— STATED PROBLEM —
Read the data and repeat all of it exactly.

..............................

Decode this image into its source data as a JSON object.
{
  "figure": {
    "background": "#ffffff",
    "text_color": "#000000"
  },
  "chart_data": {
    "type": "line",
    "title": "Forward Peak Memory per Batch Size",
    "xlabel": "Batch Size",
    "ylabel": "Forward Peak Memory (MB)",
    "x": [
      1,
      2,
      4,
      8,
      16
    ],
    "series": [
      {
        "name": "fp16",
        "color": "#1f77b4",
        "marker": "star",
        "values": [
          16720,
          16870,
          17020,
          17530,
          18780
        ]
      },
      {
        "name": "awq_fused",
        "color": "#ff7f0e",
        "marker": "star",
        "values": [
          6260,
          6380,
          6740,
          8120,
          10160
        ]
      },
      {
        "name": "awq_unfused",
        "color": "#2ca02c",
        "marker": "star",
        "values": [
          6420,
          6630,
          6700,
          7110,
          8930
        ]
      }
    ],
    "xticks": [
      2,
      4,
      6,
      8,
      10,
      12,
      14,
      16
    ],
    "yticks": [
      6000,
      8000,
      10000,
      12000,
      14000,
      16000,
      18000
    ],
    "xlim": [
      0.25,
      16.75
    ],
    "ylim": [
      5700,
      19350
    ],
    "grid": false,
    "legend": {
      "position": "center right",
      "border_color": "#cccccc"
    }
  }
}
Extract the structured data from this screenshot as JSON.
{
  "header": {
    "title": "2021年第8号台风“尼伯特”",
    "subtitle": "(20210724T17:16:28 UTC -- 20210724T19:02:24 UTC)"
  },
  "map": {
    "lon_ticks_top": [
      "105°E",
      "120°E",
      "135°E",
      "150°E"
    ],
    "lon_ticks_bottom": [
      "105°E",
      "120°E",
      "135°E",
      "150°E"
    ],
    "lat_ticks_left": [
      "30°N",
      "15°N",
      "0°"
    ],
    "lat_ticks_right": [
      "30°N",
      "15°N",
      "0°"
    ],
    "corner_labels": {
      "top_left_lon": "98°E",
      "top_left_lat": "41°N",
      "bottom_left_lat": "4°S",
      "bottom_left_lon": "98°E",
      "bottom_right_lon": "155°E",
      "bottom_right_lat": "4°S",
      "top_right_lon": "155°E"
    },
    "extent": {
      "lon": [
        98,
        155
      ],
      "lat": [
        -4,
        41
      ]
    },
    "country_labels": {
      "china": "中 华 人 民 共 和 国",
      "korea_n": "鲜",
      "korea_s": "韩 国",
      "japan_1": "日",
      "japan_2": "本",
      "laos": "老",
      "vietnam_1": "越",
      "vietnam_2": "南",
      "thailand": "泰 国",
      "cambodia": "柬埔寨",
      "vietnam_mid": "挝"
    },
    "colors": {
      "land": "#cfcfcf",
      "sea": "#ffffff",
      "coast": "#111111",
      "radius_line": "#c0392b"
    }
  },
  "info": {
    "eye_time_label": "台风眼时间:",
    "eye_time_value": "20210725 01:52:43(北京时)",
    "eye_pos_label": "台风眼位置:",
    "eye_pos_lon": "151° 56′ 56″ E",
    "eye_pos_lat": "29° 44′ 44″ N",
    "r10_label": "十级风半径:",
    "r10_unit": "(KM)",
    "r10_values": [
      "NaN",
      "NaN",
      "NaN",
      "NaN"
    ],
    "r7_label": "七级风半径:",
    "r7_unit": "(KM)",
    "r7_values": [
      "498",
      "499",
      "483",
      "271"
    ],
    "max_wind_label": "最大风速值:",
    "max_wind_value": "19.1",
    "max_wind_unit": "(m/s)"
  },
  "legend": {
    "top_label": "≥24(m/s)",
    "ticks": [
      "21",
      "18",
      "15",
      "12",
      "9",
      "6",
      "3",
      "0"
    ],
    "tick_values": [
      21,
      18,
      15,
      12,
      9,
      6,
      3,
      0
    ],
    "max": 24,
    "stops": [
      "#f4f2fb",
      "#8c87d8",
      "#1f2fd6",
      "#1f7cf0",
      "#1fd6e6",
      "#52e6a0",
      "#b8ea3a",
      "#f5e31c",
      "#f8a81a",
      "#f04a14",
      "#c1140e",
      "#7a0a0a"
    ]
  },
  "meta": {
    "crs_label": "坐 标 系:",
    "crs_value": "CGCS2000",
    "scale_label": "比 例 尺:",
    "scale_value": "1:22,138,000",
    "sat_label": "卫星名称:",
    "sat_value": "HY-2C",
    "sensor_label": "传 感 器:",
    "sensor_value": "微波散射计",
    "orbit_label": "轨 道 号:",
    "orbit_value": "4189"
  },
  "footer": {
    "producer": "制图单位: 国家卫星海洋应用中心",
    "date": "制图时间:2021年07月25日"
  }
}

..............................

— RESULT OF THIS TASK —
Decode this image into its source data as a JSON object.
{
  "figure": {
    "background": "#ffffff",
    "text_color": "#000000"
  },
  "chart_data": {
    "type": "line",
    "title": "Forward Peak Memory per Batch Size",
    "xlabel": "Batch Size",
    "ylabel": "Forward Peak Memory (MB)",
    "x": [
      1,
      2,
      4,
      8,
      16
    ],
    "series": [
      {
        "name": "fp16",
        "color": "#1f77b4",
        "marker": "star",
        "values": [
          16720,
          16870,
          17020,
          17530,
          18780
        ]
      },
      {
        "name": "awq_fused",
        "color": "#ff7f0e",
        "marker": "star",
        "values": [
          6260,
          6380,
          6740,
          8120,
          10160
        ]
      },
      {
        "name": "awq_unfused",
        "color": "#2ca02c",
        "marker": "star",
        "values": [
          6420,
          6630,
          6700,
          7110,
          8930
        ]
      }
    ],
    "xticks": [
      2,
      4,
      6,
      8,
      10,
      12,
      14,
      16
    ],
    "yticks": [
      6000,
      8000,
      10000,
      12000,
      14000,
      16000,
      18000
    ],
    "xlim": [
      0.25,
      16.75
    ],
    "ylim": [
      5700,
      19350
    ],
    "grid": false,
    "legend": {
      "position": "center right",
      "border_color": "#cccccc"
    }
  }
}
Extract the structured data from this screenshot as JSON.
{
  "header": {
    "title": "2021年第8号台风“尼伯特”",
    "subtitle": "(20210724T17:16:28 UTC -- 20210724T19:02:24 UTC)"
  },
  "map": {
    "lon_ticks_top": [
      "105°E",
      "120°E",
      "135°E",
      "150°E"
    ],
    "lon_ticks_bottom": [
      "105°E",
      "120°E",
      "135°E",
      "150°E"
    ],
    "lat_ticks_left": [
      "30°N",
      "15°N",
      "0°"
    ],
    "lat_ticks_right": [
      "30°N",
      "15°N",
      "0°"
    ],
    "corner_labels": {
      "top_left_lon": "98°E",
      "top_left_lat": "41°N",
      "bottom_left_lat": "4°S",
      "bottom_left_lon": "98°E",
      "bottom_right_lon": "155°E",
      "bottom_right_lat": "4°S",
      "top_right_lon": "155°E"
    },
    "extent": {
      "lon": [
        98,
        155
      ],
      "lat": [
        -4,
        41
      ]
    },
    "country_labels": {
      "china": "中 华 人 民 共 和 国",
      "korea_n": "鲜",
      "korea_s": "韩 国",
      "japan_1": "日",
      "japan_2": "本",
      "laos": "老",
      "vietnam_1": "越",
      "vietnam_2": "南",
      "thailand": "泰 国",
      "cambodia": "柬埔寨",
      "vietnam_mid": "挝"
    },
    "colors": {
      "land": "#cfcfcf",
      "sea": "#ffffff",
      "coast": "#111111",
      "radius_line": "#c0392b"
    }
  },
  "info": {
    "eye_time_label": "台风眼时间:",
    "eye_time_value": "20210725 01:52:43(北京时)",
    "eye_pos_label": "台风眼位置:",
    "eye_pos_lon": "151° 56′ 56″ E",
    "eye_pos_lat": "29° 44′ 44″ N",
    "r10_label": "十级风半径:",
    "r10_unit": "(KM)",
    "r10_values": [
      "NaN",
      "NaN",
      "NaN",
      "NaN"
    ],
    "r7_label": "七级风半径:",
    "r7_unit": "(KM)",
    "r7_values": [
      "498",
      "499",
      "483",
      "271"
    ],
    "max_wind_label": "最大风速值:",
    "max_wind_value": "19.1",
    "max_wind_unit": "(m/s)"
  },
  "legend": {
    "top_label": "≥24(m/s)",
    "ticks": [
      "21",
      "18",
      "15",
      "12",
      "9",
      "6",
      "3",
      "0"
    ],
    "tick_values": [
      21,
      18,
      15,
      12,
      9,
      6,
      3,
      0
    ],
    "max": 24,
    "stops": [
      "#f4f2fb",
      "#8c87d8",
      "#1f2fd6",
      "#1f7cf0",
      "#1fd6e6",
      "#52e6a0",
      "#b8ea3a",
      "#f5e31c",
      "#f8a81a",
      "#f04a14",
      "#c1140e",
      "#7a0a0a"
    ]
  },
  "meta": {
    "crs_label": "坐 标 系:",
    "crs_value": "CGCS2000",
    "scale_label": "比 例 尺:",
    "scale_value": "1:22,138,000",
    "sat_label": "卫星名称:",
    "sat_value": "HY-2C",
    "sensor_label": "传 感 器:",
    "sensor_value": "微波散射计",
    "orbit_label": "轨 道 号:",
    "orbit_value": "4189"
  },
  "footer": {
    "producer": "制图单位: 国家卫星海洋应用中心",
    "date": "制图时间:2021年07月25日"
  }
}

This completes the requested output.